Exercise goal: Show all lines holding the string "screenshot".

Material provided:
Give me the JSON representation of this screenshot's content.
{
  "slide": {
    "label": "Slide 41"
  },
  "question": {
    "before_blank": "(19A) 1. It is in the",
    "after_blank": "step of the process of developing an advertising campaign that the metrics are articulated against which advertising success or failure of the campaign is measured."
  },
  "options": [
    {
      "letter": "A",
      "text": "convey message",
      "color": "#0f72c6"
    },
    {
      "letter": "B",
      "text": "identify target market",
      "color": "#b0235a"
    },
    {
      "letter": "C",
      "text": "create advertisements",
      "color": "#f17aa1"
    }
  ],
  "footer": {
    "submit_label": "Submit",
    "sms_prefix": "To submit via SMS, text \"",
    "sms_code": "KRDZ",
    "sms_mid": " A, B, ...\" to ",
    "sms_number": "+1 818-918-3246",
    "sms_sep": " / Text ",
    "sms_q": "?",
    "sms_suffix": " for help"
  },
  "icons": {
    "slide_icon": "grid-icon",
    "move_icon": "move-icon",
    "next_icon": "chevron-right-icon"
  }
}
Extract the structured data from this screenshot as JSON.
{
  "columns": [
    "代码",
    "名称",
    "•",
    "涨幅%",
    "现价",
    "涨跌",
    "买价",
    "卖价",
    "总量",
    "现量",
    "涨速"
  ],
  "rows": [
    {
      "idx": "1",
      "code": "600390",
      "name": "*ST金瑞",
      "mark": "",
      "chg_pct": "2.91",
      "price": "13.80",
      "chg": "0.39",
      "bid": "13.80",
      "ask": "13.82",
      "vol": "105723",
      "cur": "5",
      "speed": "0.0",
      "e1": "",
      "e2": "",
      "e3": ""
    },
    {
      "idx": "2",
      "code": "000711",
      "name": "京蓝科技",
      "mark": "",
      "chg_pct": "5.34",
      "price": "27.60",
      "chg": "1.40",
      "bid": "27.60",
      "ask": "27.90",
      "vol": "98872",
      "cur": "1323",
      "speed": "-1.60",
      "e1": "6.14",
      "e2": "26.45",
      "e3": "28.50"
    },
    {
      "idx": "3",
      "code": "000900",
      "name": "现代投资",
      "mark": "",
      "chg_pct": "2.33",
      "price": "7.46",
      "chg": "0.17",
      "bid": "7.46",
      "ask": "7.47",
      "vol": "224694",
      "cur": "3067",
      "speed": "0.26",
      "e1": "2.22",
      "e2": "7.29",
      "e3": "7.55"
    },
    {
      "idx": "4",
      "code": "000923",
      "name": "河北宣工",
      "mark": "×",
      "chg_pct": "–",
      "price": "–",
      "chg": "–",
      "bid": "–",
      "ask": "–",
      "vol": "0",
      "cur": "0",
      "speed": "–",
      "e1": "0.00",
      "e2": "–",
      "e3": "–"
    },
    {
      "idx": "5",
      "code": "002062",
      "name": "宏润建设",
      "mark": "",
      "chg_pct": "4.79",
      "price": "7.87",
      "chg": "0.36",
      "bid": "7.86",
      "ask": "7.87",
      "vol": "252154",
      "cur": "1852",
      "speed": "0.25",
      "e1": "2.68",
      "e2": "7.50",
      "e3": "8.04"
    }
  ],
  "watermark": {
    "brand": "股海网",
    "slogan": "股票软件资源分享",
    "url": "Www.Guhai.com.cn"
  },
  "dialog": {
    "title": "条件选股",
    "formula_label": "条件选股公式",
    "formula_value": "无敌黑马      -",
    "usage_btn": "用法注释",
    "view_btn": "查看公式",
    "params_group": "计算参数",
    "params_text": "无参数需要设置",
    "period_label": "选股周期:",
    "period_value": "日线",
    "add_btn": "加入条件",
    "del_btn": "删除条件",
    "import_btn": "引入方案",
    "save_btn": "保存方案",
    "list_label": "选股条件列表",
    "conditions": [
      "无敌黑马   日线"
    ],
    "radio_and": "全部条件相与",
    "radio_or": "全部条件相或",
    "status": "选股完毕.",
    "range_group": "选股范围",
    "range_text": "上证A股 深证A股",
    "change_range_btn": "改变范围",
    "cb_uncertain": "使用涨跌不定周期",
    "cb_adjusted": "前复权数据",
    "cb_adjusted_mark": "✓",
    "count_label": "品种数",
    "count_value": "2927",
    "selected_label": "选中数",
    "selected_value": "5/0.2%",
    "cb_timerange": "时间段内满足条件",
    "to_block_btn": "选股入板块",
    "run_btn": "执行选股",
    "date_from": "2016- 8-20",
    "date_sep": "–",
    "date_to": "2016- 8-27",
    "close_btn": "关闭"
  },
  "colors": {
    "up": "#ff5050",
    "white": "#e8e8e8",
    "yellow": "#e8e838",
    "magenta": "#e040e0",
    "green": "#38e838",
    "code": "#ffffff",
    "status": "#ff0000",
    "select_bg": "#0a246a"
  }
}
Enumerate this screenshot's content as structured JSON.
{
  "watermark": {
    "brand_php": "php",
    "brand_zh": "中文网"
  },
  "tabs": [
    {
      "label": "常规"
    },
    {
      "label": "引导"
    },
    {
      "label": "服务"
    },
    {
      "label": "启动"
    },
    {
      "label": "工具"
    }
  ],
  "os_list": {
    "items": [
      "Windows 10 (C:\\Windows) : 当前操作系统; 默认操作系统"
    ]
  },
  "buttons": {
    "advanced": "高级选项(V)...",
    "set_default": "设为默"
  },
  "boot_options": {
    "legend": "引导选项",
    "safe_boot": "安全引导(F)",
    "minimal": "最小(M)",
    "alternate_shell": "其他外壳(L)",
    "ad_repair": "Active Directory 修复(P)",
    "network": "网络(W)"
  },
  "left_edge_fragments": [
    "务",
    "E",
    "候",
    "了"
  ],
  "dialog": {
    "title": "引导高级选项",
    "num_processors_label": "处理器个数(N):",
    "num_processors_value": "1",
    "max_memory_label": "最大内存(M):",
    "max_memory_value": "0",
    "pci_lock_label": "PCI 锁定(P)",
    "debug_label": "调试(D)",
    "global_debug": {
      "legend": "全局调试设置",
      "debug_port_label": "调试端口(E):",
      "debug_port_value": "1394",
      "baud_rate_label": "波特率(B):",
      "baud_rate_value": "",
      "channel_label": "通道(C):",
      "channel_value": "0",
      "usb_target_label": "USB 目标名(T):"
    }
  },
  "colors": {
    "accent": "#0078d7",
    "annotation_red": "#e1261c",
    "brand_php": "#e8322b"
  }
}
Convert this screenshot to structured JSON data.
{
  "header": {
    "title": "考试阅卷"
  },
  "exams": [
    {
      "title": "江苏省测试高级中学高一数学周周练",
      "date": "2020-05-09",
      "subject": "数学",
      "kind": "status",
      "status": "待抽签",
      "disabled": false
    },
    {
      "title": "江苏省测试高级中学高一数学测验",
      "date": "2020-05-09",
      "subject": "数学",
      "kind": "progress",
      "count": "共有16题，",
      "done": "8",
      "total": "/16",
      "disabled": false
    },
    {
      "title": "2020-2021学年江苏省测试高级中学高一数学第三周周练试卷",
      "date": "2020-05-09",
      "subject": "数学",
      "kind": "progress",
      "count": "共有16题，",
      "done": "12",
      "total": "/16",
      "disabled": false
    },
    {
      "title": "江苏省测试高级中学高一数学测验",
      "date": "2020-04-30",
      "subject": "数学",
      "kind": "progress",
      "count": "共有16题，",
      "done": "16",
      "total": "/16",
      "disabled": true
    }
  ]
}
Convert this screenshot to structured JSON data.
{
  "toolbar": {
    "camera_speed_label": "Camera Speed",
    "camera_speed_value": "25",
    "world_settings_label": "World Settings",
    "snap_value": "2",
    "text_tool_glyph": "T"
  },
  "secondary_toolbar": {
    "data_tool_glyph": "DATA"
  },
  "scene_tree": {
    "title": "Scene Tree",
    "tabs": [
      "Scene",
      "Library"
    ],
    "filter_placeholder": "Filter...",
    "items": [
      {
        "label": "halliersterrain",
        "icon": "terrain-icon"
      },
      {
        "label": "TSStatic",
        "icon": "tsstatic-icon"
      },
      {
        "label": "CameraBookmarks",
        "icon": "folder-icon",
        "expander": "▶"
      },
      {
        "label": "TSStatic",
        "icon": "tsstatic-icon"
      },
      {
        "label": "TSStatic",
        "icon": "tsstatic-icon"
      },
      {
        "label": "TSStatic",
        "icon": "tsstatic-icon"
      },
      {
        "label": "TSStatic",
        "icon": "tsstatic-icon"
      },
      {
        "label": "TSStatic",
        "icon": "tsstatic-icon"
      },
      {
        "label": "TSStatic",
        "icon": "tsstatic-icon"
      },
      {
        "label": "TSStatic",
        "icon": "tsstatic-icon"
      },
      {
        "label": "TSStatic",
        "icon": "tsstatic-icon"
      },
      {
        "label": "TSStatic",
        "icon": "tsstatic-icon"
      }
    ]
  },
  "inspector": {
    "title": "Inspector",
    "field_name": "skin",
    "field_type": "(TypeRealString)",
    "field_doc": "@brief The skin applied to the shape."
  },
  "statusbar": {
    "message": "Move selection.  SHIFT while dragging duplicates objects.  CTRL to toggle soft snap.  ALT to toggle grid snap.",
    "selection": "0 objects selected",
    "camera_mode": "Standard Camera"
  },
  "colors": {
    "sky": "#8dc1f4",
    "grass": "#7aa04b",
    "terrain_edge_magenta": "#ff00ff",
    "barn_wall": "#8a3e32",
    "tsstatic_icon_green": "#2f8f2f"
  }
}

Exercise response:
Give me the JSON representation of this screenshot's content.
Extract the structured data from this screenshot as JSON.
Enumerate this screenshot's content as structured JSON.
Convert this screenshot to structured JSON data.
Convert this screenshot to structured JSON data.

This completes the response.